§ Written task: Copy every line of the data below word for word, changing nothing.

[BEGIN The records]

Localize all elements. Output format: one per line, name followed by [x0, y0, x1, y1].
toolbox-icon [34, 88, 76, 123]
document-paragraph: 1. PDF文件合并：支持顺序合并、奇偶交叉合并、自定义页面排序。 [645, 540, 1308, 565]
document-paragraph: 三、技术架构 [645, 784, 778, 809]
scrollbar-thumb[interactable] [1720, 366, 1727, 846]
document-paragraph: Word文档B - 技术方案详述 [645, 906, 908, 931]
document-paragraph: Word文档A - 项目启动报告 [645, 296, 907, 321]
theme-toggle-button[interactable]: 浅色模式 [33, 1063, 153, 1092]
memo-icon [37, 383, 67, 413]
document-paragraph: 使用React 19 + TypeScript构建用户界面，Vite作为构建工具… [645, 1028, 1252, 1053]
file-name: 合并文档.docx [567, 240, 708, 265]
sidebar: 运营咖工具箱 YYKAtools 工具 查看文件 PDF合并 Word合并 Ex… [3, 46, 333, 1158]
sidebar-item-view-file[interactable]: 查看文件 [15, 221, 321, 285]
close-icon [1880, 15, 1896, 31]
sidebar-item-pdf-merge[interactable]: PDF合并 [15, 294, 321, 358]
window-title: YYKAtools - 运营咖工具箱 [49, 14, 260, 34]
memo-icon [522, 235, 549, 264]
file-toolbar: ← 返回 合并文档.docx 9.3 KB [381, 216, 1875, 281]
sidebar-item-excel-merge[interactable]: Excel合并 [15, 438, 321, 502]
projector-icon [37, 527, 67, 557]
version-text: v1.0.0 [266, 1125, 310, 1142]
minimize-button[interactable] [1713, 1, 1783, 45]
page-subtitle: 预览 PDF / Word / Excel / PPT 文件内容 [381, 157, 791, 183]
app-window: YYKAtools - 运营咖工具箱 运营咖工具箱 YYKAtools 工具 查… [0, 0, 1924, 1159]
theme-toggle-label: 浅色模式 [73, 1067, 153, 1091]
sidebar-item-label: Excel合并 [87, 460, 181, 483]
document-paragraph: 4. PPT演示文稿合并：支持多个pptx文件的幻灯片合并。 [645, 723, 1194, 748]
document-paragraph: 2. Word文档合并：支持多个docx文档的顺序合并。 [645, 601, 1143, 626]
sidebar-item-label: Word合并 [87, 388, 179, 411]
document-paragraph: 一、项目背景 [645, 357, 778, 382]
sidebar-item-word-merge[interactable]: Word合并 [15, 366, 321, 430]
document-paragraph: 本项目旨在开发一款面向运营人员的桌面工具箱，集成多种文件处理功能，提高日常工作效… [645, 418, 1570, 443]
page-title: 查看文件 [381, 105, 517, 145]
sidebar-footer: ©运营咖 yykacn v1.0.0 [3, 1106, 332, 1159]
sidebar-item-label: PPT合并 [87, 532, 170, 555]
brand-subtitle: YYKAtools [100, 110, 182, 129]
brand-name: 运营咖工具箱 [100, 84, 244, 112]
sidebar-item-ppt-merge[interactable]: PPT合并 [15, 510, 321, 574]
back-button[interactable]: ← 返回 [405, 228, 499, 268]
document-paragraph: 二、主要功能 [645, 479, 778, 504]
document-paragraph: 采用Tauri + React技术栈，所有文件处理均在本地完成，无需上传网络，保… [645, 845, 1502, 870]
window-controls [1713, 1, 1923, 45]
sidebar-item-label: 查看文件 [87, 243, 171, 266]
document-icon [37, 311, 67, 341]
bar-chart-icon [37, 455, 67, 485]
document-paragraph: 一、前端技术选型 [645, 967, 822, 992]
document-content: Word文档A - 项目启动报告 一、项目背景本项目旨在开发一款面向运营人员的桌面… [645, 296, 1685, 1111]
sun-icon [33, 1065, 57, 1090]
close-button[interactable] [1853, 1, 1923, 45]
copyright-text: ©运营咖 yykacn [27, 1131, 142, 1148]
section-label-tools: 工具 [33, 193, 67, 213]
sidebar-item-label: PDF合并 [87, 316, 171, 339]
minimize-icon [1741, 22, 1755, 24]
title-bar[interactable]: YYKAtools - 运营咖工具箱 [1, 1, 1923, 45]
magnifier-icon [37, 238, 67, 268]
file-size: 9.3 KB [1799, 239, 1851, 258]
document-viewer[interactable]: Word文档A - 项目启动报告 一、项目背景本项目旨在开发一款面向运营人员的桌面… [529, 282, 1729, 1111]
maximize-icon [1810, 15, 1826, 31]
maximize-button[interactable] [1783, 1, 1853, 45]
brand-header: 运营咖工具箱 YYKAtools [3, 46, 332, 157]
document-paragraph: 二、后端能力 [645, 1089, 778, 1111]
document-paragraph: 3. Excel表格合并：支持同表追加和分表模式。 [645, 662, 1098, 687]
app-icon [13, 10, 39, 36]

[END The records]

§ Correct answer:
Localize all elements. Output format: one per line, name followed by [x0, y0, x1, y1].
toolbox-icon [34, 88, 76, 123]
document-paragraph: 1. PDF文件合并：支持顺序合并、奇偶交叉合并、自定义页面排序。 [645, 540, 1308, 565]
document-paragraph: 三、技术架构 [645, 784, 778, 809]
scrollbar-thumb[interactable] [1720, 366, 1727, 846]
document-paragraph: Word文档B - 技术方案详述 [645, 906, 908, 931]
document-paragraph: Word文档A - 项目启动报告 [645, 296, 907, 321]
theme-toggle-button[interactable]: 浅色模式 [33, 1063, 153, 1092]
memo-icon [37, 383, 67, 413]
document-paragraph: 使用React 19 + TypeScript构建用户界面，Vite作为构建工具… [645, 1028, 1252, 1053]
file-name: 合并文档.docx [567, 240, 708, 265]
sidebar: 运营咖工具箱 YYKAtools 工具 查看文件 PDF合并 Word合并 Ex… [3, 46, 333, 1158]
sidebar-item-view-file[interactable]: 查看文件 [15, 221, 321, 285]
close-icon [1880, 15, 1896, 31]
sidebar-item-pdf-merge[interactable]: PDF合并 [15, 294, 321, 358]
window-title: YYKAtools - 运营咖工具箱 [49, 14, 260, 34]
memo-icon [522, 235, 549, 264]
file-toolbar: ← 返回 合并文档.docx 9.3 KB [381, 216, 1875, 281]
sidebar-item-excel-merge[interactable]: Excel合并 [15, 438, 321, 502]
projector-icon [37, 527, 67, 557]
version-text: v1.0.0 [266, 1125, 310, 1142]
minimize-button[interactable] [1713, 1, 1783, 45]
page-subtitle: 预览 PDF / Word / Excel / PPT 文件内容 [381, 157, 791, 183]
app-window: YYKAtools - 运营咖工具箱 运营咖工具箱 YYKAtools 工具 查… [0, 0, 1924, 1159]
theme-toggle-label: 浅色模式 [73, 1067, 153, 1091]
sidebar-item-label: Excel合并 [87, 460, 181, 483]
document-paragraph: 4. PPT演示文稿合并：支持多个pptx文件的幻灯片合并。 [645, 723, 1194, 748]
document-paragraph: 2. Word文档合并：支持多个docx文档的顺序合并。 [645, 601, 1143, 626]
sidebar-item-label: Word合并 [87, 388, 179, 411]
document-paragraph: 一、项目背景 [645, 357, 778, 382]
sidebar-item-word-merge[interactable]: Word合并 [15, 366, 321, 430]
document-paragraph: 本项目旨在开发一款面向运营人员的桌面工具箱，集成多种文件处理功能，提高日常工作效… [645, 418, 1570, 443]
page-title: 查看文件 [381, 105, 517, 145]
sidebar-footer: ©运营咖 yykacn v1.0.0 [3, 1106, 332, 1159]
sidebar-item-label: PPT合并 [87, 532, 170, 555]
brand-subtitle: YYKAtools [100, 110, 182, 129]
brand-name: 运营咖工具箱 [100, 84, 244, 112]
sidebar-item-ppt-merge[interactable]: PPT合并 [15, 510, 321, 574]
back-button[interactable]: ← 返回 [405, 228, 499, 268]
document-paragraph: 二、主要功能 [645, 479, 778, 504]
document-paragraph: 采用Tauri + React技术栈，所有文件处理均在本地完成，无需上传网络，保… [645, 845, 1502, 870]
window-controls [1713, 1, 1923, 45]
sidebar-item-label: 查看文件 [87, 243, 171, 266]
document-icon [37, 311, 67, 341]
bar-chart-icon [37, 455, 67, 485]
document-paragraph: 一、前端技术选型 [645, 967, 822, 992]
document-content: Word文档A - 项目启动报告 一、项目背景本项目旨在开发一款面向运营人员的桌面… [645, 296, 1685, 1111]
sun-icon [33, 1065, 57, 1090]
close-button[interactable] [1853, 1, 1923, 45]
copyright-text: ©运营咖 yykacn [27, 1131, 142, 1148]
section-label-tools: 工具 [33, 193, 67, 213]
sidebar-item-label: PDF合并 [87, 316, 171, 339]
minimize-icon [1741, 22, 1755, 24]
title-bar[interactable]: YYKAtools - 运营咖工具箱 [1, 1, 1923, 45]
magnifier-icon [37, 238, 67, 268]
file-size: 9.3 KB [1799, 239, 1851, 258]
document-viewer[interactable]: Word文档A - 项目启动报告 一、项目背景本项目旨在开发一款面向运营人员的桌面… [529, 282, 1729, 1111]
maximize-icon [1810, 15, 1826, 31]
maximize-button[interactable] [1783, 1, 1853, 45]
brand-header: 运营咖工具箱 YYKAtools [3, 46, 332, 157]
document-paragraph: 二、后端能力 [645, 1089, 778, 1111]
document-paragraph: 3. Excel表格合并：支持同表追加和分表模式。 [645, 662, 1098, 687]
app-icon [13, 10, 39, 36]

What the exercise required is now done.